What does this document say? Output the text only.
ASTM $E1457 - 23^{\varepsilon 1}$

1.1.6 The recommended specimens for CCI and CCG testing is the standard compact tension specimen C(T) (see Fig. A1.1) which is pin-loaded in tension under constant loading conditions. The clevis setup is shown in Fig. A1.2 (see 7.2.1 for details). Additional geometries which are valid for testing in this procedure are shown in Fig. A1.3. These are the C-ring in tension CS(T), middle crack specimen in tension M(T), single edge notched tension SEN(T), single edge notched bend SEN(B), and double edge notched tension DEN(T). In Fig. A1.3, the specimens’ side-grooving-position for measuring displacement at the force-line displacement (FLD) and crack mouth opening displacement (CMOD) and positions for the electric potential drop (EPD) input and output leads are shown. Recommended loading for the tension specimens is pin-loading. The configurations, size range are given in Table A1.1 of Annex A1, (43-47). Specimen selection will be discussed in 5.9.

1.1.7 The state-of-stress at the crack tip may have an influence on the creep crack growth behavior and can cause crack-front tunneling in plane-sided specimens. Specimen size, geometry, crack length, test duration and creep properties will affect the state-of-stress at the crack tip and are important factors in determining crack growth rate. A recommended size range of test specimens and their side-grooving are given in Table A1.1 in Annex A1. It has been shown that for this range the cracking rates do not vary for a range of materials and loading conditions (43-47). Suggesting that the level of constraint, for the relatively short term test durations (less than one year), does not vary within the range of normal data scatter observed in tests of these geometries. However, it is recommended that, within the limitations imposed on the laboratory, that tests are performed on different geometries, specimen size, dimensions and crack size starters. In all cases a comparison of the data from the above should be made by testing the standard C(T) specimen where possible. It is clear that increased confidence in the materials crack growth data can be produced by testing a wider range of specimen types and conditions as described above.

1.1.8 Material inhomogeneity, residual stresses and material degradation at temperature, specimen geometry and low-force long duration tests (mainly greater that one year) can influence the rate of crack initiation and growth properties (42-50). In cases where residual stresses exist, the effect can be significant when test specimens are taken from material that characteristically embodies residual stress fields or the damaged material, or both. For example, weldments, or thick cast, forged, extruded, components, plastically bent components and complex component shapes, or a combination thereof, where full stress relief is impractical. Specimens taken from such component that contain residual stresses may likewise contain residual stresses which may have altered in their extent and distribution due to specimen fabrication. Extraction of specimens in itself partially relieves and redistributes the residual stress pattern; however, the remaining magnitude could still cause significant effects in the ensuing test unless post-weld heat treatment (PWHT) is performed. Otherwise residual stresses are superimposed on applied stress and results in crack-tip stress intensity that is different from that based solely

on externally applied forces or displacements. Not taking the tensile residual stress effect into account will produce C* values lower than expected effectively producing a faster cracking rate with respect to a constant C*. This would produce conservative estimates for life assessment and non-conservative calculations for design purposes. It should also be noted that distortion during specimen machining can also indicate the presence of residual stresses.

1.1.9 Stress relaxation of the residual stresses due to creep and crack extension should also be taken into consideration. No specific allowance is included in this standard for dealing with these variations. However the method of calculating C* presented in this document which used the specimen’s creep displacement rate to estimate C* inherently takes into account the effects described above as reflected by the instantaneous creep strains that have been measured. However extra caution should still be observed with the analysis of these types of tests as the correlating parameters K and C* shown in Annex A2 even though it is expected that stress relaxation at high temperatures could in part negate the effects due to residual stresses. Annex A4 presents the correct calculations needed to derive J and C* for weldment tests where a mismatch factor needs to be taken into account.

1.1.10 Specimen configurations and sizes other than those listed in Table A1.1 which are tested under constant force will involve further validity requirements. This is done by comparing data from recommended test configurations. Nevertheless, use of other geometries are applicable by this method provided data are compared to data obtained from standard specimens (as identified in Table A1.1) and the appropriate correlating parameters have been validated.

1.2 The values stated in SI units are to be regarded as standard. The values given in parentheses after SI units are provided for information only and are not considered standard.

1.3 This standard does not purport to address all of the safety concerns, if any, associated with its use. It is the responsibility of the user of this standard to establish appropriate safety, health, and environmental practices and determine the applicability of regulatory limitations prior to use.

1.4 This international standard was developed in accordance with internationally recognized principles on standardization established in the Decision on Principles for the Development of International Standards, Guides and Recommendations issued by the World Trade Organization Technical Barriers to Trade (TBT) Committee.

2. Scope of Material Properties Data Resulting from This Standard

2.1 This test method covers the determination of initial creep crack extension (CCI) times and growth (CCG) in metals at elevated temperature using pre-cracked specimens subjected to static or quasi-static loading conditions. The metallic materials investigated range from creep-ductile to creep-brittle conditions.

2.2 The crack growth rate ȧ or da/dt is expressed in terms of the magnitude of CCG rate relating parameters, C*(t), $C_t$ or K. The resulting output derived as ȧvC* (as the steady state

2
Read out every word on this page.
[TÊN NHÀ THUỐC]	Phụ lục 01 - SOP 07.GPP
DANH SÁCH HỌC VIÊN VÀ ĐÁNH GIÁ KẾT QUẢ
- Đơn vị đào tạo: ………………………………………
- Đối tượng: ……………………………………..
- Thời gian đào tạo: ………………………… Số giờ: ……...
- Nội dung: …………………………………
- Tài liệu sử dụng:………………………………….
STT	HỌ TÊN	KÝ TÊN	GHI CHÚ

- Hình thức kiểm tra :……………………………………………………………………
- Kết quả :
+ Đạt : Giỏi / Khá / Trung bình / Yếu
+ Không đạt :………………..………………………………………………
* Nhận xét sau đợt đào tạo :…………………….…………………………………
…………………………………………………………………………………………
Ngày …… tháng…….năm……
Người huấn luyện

########

▶ [PROMPT]: Starting at the line that contains "Read out every word on this page.", print every line through the end of the listing, word for word. Leave out all the rest.

▶ [SOLVED PROBLEM]:
Read out every word on this page.
[TÊN NHÀ THUỐC]	Phụ lục 01 - SOP 07.GPP
DANH SÁCH HỌC VIÊN VÀ ĐÁNH GIÁ KẾT QUẢ
- Đơn vị đào tạo: ………………………………………
- Đối tượng: ……………………………………..
- Thời gian đào tạo: ………………………… Số giờ: ……...
- Nội dung: …………………………………
- Tài liệu sử dụng:………………………………….
STT	HỌ TÊN	KÝ TÊN	GHI CHÚ

- Hình thức kiểm tra :……………………………………………………………………
- Kết quả :
+ Đạt : Giỏi / Khá / Trung bình / Yếu
+ Không đạt :………………..………………………………………………
* Nhận xét sau đợt đào tạo :…………………….…………………………………
…………………………………………………………………………………………
Ngày …… tháng…….năm……
Người huấn luyện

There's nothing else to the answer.